◆ **Saved entries**
----
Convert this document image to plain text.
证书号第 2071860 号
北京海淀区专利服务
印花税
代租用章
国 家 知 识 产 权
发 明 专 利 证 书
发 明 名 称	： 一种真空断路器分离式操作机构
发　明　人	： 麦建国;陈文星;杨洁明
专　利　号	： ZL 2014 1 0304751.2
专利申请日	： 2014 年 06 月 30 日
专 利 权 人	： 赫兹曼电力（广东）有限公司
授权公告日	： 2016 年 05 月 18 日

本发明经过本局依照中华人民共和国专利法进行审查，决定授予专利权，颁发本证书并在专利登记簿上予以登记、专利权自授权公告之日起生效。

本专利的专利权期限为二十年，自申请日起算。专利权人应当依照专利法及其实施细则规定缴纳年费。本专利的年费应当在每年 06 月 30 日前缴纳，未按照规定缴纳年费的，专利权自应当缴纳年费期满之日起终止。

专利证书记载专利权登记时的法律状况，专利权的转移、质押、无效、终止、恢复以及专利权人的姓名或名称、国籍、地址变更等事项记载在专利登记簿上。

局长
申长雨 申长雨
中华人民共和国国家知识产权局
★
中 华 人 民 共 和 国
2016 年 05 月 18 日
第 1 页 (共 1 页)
----
◆ **SHORT PROBLEM**
Extract the whole listing, character for character.

◆ **SOLUTION TO THIS TASK**
Convert this document image to plain text.
证书号第 2071860 号
北京海淀区专利服务
印花税
代租用章
国 家 知 识 产 权
发 明 专 利 证 书
发 明 名 称	： 一种真空断路器分离式操作机构
发　明　人	： 麦建国;陈文星;杨洁明
专　利　号	： ZL 2014 1 0304751.2
专利申请日	： 2014 年 06 月 30 日
专 利 权 人	： 赫兹曼电力（广东）有限公司
授权公告日	： 2016 年 05 月 18 日

本发明经过本局依照中华人民共和国专利法进行审查，决定授予专利权，颁发本证书并在专利登记簿上予以登记、专利权自授权公告之日起生效。

本专利的专利权期限为二十年，自申请日起算。专利权人应当依照专利法及其实施细则规定缴纳年费。本专利的年费应当在每年 06 月 30 日前缴纳，未按照规定缴纳年费的，专利权自应当缴纳年费期满之日起终止。

专利证书记载专利权登记时的法律状况，专利权的转移、质押、无效、终止、恢复以及专利权人的姓名或名称、国籍、地址变更等事项记载在专利登记簿上。

局长
申长雨 申长雨
中华人民共和国国家知识产权局
★
中 华 人 民 共 和 国
2016 年 05 月 18 日
第 1 页 (共 1 页)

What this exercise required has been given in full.